■ PROBLEM DESCRIPTION: When the word "screenshot" appears in a line of the data below, list that line.

**********

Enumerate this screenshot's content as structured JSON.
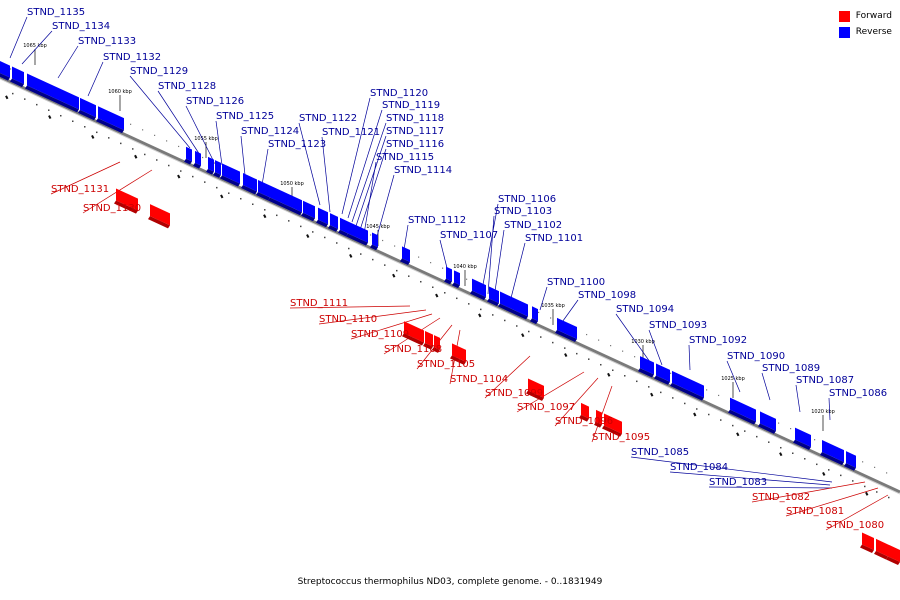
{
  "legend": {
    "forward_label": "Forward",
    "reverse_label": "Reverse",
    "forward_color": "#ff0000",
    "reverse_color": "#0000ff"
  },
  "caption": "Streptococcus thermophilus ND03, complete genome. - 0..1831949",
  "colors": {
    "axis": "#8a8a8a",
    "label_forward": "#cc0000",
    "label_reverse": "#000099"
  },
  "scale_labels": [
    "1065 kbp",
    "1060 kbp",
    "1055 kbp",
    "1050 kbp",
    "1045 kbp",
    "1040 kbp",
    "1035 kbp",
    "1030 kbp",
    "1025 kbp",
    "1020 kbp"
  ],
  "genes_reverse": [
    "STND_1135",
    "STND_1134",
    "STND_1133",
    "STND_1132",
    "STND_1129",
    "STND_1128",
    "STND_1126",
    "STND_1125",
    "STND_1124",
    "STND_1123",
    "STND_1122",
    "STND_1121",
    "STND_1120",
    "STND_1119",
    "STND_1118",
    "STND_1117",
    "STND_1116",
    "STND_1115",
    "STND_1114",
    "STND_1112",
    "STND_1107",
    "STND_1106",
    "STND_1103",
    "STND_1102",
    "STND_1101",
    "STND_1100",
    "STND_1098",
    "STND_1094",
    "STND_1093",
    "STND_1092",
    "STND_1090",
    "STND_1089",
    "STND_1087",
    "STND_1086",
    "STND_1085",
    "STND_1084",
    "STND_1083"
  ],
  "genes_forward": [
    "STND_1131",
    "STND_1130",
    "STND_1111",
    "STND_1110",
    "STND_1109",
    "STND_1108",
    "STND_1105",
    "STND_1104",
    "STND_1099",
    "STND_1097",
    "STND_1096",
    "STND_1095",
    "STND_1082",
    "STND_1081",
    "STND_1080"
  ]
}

**********

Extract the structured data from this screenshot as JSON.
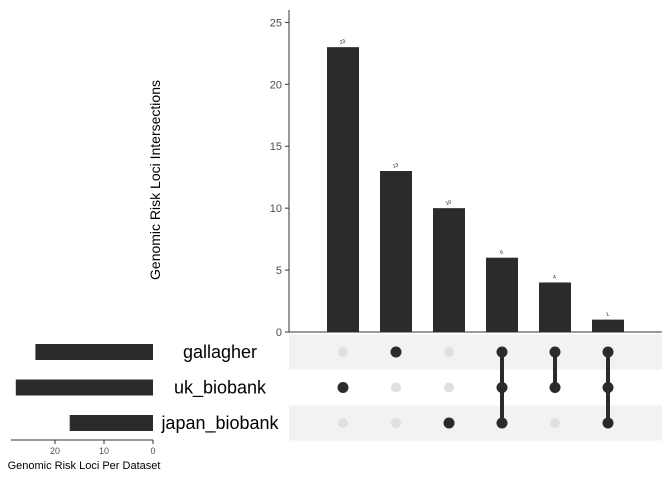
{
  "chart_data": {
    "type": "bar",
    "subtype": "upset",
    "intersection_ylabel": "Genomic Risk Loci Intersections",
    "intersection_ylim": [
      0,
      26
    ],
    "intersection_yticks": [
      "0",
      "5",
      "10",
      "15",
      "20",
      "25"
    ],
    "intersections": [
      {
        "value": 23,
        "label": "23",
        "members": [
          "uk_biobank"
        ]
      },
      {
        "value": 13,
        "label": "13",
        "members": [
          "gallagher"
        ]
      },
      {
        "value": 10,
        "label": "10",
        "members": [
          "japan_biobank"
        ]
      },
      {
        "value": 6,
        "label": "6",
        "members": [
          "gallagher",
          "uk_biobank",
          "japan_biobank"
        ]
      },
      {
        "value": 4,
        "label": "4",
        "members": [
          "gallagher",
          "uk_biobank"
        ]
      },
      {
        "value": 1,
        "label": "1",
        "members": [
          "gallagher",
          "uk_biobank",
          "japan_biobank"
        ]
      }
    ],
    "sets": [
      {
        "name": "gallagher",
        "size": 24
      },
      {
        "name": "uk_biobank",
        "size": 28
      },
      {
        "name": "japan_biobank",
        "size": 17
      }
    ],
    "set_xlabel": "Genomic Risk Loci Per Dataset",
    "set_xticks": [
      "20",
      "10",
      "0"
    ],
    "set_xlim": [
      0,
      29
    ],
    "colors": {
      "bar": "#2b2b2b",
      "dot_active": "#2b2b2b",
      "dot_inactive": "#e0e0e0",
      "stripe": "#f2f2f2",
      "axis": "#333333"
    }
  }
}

**********

■ ANSWER BOX:
Enumerate this screenshot's content as structured JSON.
Extract the structured data from this screenshot as JSON.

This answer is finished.